Your goal: Copy each line below exactly and leave the pictures out.

Records supplied:
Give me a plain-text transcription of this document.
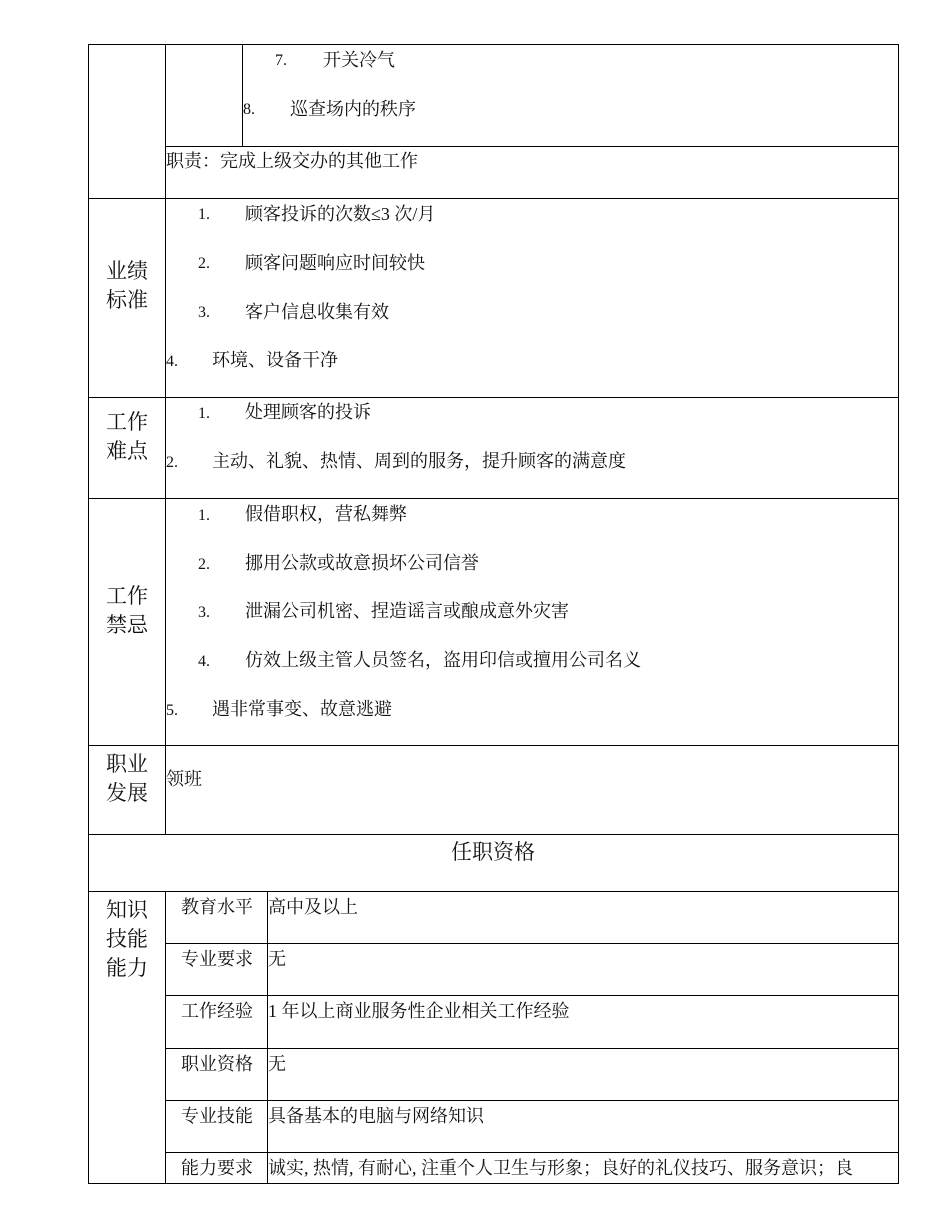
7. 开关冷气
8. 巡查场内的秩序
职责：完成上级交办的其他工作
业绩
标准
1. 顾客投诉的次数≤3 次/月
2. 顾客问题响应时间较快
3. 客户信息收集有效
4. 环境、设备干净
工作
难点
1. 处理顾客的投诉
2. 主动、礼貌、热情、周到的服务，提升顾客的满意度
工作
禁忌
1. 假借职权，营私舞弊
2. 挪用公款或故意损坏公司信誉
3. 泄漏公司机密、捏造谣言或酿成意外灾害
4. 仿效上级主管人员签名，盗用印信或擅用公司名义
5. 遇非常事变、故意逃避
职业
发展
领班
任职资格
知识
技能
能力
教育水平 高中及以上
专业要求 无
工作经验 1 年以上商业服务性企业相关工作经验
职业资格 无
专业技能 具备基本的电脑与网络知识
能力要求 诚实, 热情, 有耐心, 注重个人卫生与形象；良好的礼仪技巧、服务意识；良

Completed exercise:
Give me a plain-text transcription of this document.
7. 开关冷气
8. 巡查场内的秩序
职责：完成上级交办的其他工作
业绩
标准
1. 顾客投诉的次数≤3 次/月
2. 顾客问题响应时间较快
3. 客户信息收集有效
4. 环境、设备干净
工作
难点
1. 处理顾客的投诉
2. 主动、礼貌、热情、周到的服务，提升顾客的满意度
工作
禁忌
1. 假借职权，营私舞弊
2. 挪用公款或故意损坏公司信誉
3. 泄漏公司机密、捏造谣言或酿成意外灾害
4. 仿效上级主管人员签名，盗用印信或擅用公司名义
5. 遇非常事变、故意逃避
职业
发展
领班
任职资格
知识
技能
能力
教育水平 高中及以上
专业要求 无
工作经验 1 年以上商业服务性企业相关工作经验
职业资格 无
专业技能 具备基本的电脑与网络知识
能力要求 诚实, 热情, 有耐心, 注重个人卫生与形象；良好的礼仪技巧、服务意识；良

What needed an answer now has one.